** Exercise task **
Copy every one of the following records word for word, leaving each line unchanged.

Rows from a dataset

--------------------

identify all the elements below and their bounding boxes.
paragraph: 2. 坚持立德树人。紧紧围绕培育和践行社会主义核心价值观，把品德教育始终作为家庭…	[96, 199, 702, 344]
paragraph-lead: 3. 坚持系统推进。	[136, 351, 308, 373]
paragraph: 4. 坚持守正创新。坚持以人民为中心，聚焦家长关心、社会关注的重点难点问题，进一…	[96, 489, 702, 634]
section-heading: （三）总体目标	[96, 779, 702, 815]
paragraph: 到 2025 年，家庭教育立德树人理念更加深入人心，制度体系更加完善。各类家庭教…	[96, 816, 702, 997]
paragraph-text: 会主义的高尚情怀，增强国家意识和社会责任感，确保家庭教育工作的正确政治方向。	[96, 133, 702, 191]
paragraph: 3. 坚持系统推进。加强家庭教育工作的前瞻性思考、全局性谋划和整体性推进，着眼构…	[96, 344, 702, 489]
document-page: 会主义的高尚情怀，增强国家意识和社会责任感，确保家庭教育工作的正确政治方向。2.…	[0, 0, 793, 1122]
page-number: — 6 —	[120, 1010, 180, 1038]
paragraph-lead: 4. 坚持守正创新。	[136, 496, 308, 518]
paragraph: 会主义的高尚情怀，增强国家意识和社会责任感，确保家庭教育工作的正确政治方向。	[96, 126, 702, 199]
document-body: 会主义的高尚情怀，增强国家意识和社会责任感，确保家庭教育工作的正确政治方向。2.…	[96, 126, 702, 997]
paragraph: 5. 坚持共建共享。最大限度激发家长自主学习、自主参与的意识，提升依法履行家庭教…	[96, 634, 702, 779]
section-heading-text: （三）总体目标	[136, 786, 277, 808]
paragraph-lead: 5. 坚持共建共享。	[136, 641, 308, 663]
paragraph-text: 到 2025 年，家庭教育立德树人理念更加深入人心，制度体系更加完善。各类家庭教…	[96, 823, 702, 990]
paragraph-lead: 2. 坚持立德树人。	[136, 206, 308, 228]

--------------------

** Completed task **
identify all the elements below and their bounding boxes.
paragraph: 2. 坚持立德树人。紧紧围绕培育和践行社会主义核心价值观，把品德教育始终作为家庭…	[96, 199, 702, 344]
paragraph-lead: 3. 坚持系统推进。	[136, 351, 308, 373]
paragraph: 4. 坚持守正创新。坚持以人民为中心，聚焦家长关心、社会关注的重点难点问题，进一…	[96, 489, 702, 634]
section-heading: （三）总体目标	[96, 779, 702, 815]
paragraph: 到 2025 年，家庭教育立德树人理念更加深入人心，制度体系更加完善。各类家庭教…	[96, 816, 702, 997]
paragraph-text: 会主义的高尚情怀，增强国家意识和社会责任感，确保家庭教育工作的正确政治方向。	[96, 133, 702, 191]
paragraph: 3. 坚持系统推进。加强家庭教育工作的前瞻性思考、全局性谋划和整体性推进，着眼构…	[96, 344, 702, 489]
document-page: 会主义的高尚情怀，增强国家意识和社会责任感，确保家庭教育工作的正确政治方向。2.…	[0, 0, 793, 1122]
page-number: — 6 —	[120, 1010, 180, 1038]
paragraph-lead: 4. 坚持守正创新。	[136, 496, 308, 518]
paragraph: 会主义的高尚情怀，增强国家意识和社会责任感，确保家庭教育工作的正确政治方向。	[96, 126, 702, 199]
document-body: 会主义的高尚情怀，增强国家意识和社会责任感，确保家庭教育工作的正确政治方向。2.…	[96, 126, 702, 997]
paragraph: 5. 坚持共建共享。最大限度激发家长自主学习、自主参与的意识，提升依法履行家庭教…	[96, 634, 702, 779]
section-heading-text: （三）总体目标	[136, 786, 277, 808]
paragraph-lead: 5. 坚持共建共享。	[136, 641, 308, 663]
paragraph-text: 到 2025 年，家庭教育立德树人理念更加深入人心，制度体系更加完善。各类家庭教…	[96, 823, 702, 990]
paragraph-lead: 2. 坚持立德树人。	[136, 206, 308, 228]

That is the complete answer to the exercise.